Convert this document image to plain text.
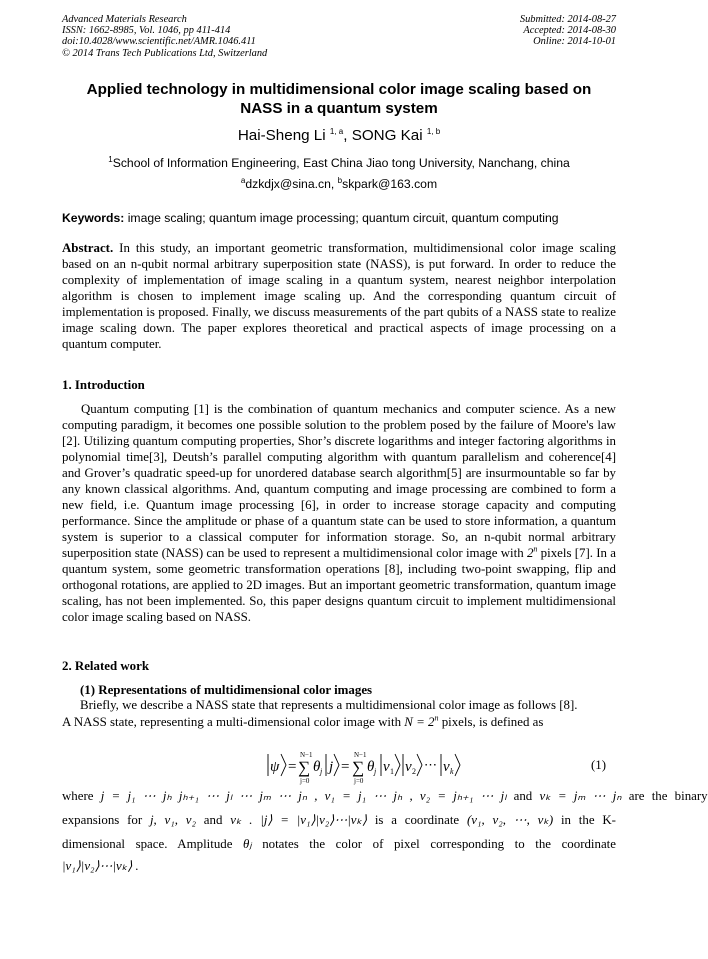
Advanced Materials Research
ISSN: 1662-8985, Vol. 1046, pp 411-414
doi:10.4028/www.scientific.net/AMR.1046.411
© 2014 Trans Tech Publications Ltd, Switzerland
Submitted: 2014-08-27
Accepted: 2014-08-30
Online: 2014-10-01
Applied technology in multidimensional color image scaling based on
NASS in a quantum system
Hai-Sheng Li $^{1, a}$, SONG Kai $^{1, b}$
$^1$School of Information Engineering, East China Jiao tong University, Nanchang, china
$^a$dzkdjx@sina.cn, $^b$skpark@163.com
Keywords: image scaling; quantum image processing; quantum circuit, quantum computing

Abstract. In this study, an important geometric transformation, multidimensional color image scaling based on an n-qubit normal arbitrary superposition state (NASS), is put forward. In order to reduce the complexity of implementation of image scaling in a quantum system, nearest neighbor interpolation algorithm is chosen to implement image scaling up. And the corresponding quantum circuit of implementation is proposed. Finally, we discuss measurements of the part qubits of a NASS state to realize image scaling down. The paper explores theoretical and practical aspects of image processing on a quantum computer.

1. Introduction

Quantum computing [1] is the combination of quantum mechanics and computer science. As a new computing paradigm, it becomes one possible solution to the problem posed by the failure of Moore's law [2]. Utilizing quantum computing properties, Shor’s discrete logarithms and integer factoring algorithms in polynomial time[3], Deutsh’s parallel computing algorithm with quantum parallelism and coherence[4] and Grover’s quadratic speed-up for unordered database search algorithm[5] are insurmountable so far by any known classical algorithms. And, quantum computing and image processing are combined to form a new field, i.e. Quantum image processing [6], in order to increase storage capacity and computing performance. Since the amplitude or phase of a quantum state can be used to store information, a quantum system is superior to a classical computer for information storage. So, an n-qubit normal arbitrary superposition state (NASS) can be used to represent a multidimensional color image with 2$^n$ pixels [7]. In a quantum system, some geometric transformation operations [8], including two-point swapping, flip and orthogonal rotations, are applied to 2D images. But an important geometric transformation, quantum image scaling, has not been implemented. So, this paper designs quantum circuit to implement multidimensional color image scaling based on NASS.

2. Related work
(1) Representations of multidimensional color images
Briefly, we describe a NASS state that represents a multidimensional color image as follows [8].
A NASS state, representing a multi-dimensional color image with $N = 2^n$ pixels, is defined as
ψ =
N−1
∑
j=0
θ j j =
N−1
∑
j=0
θ j v 1 v 2 ⋯ v k	(1)
where j = j₁ ⋯ jₕ jₕ₊₁ ⋯ jₗ ⋯ jₘ ⋯ jₙ , v₁ = j₁ ⋯ jₕ , v₂ = jₕ₊₁ ⋯ jₗ and vₖ = jₘ ⋯ jₙ are the binary
expansions for j, v₁, v₂ and vₖ . |j⟩ = |v₁⟩|v₂⟩⋯|vₖ⟩ is a coordinate (v₁, v₂, ⋯, vₖ) in the K-
dimensional space. Amplitude θⱼ notates the color of pixel corresponding to the coordinate
|v₁⟩|v₂⟩⋯|vₖ⟩ .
□ □ □ □
PROBLEM DESCRIPTION:
Please repeat the entries exactly. Do not include the pictures.

FULL SOLUTION:
Convert this document image to plain text.
Advanced Materials Research
ISSN: 1662-8985, Vol. 1046, pp 411-414
doi:10.4028/www.scientific.net/AMR.1046.411
© 2014 Trans Tech Publications Ltd, Switzerland
Submitted: 2014-08-27
Accepted: 2014-08-30
Online: 2014-10-01
Applied technology in multidimensional color image scaling based on
NASS in a quantum system
Hai-Sheng Li $^{1, a}$, SONG Kai $^{1, b}$
$^1$School of Information Engineering, East China Jiao tong University, Nanchang, china
$^a$dzkdjx@sina.cn, $^b$skpark@163.com
Keywords: image scaling; quantum image processing; quantum circuit, quantum computing

Abstract. In this study, an important geometric transformation, multidimensional color image scaling based on an n-qubit normal arbitrary superposition state (NASS), is put forward. In order to reduce the complexity of implementation of image scaling in a quantum system, nearest neighbor interpolation algorithm is chosen to implement image scaling up. And the corresponding quantum circuit of implementation is proposed. Finally, we discuss measurements of the part qubits of a NASS state to realize image scaling down. The paper explores theoretical and practical aspects of image processing on a quantum computer.

1. Introduction

Quantum computing [1] is the combination of quantum mechanics and computer science. As a new computing paradigm, it becomes one possible solution to the problem posed by the failure of Moore's law [2]. Utilizing quantum computing properties, Shor’s discrete logarithms and integer factoring algorithms in polynomial time[3], Deutsh’s parallel computing algorithm with quantum parallelism and coherence[4] and Grover’s quadratic speed-up for unordered database search algorithm[5] are insurmountable so far by any known classical algorithms. And, quantum computing and image processing are combined to form a new field, i.e. Quantum image processing [6], in order to increase storage capacity and computing performance. Since the amplitude or phase of a quantum state can be used to store information, a quantum system is superior to a classical computer for information storage. So, an n-qubit normal arbitrary superposition state (NASS) can be used to represent a multidimensional color image with 2$^n$ pixels [7]. In a quantum system, some geometric transformation operations [8], including two-point swapping, flip and orthogonal rotations, are applied to 2D images. But an important geometric transformation, quantum image scaling, has not been implemented. So, this paper designs quantum circuit to implement multidimensional color image scaling based on NASS.

2. Related work
(1) Representations of multidimensional color images
Briefly, we describe a NASS state that represents a multidimensional color image as follows [8].
A NASS state, representing a multi-dimensional color image with $N = 2^n$ pixels, is defined as
ψ =
N−1
∑
j=0
θ j j =
N−1
∑
j=0
θ j v 1 v 2 ⋯ v k	(1)
where j = j₁ ⋯ jₕ jₕ₊₁ ⋯ jₗ ⋯ jₘ ⋯ jₙ , v₁ = j₁ ⋯ jₕ , v₂ = jₕ₊₁ ⋯ jₗ and vₖ = jₘ ⋯ jₙ are the binary
expansions for j, v₁, v₂ and vₖ . |j⟩ = |v₁⟩|v₂⟩⋯|vₖ⟩ is a coordinate (v₁, v₂, ⋯, vₖ) in the K-
dimensional space. Amplitude θⱼ notates the color of pixel corresponding to the coordinate
|v₁⟩|v₂⟩⋯|vₖ⟩ .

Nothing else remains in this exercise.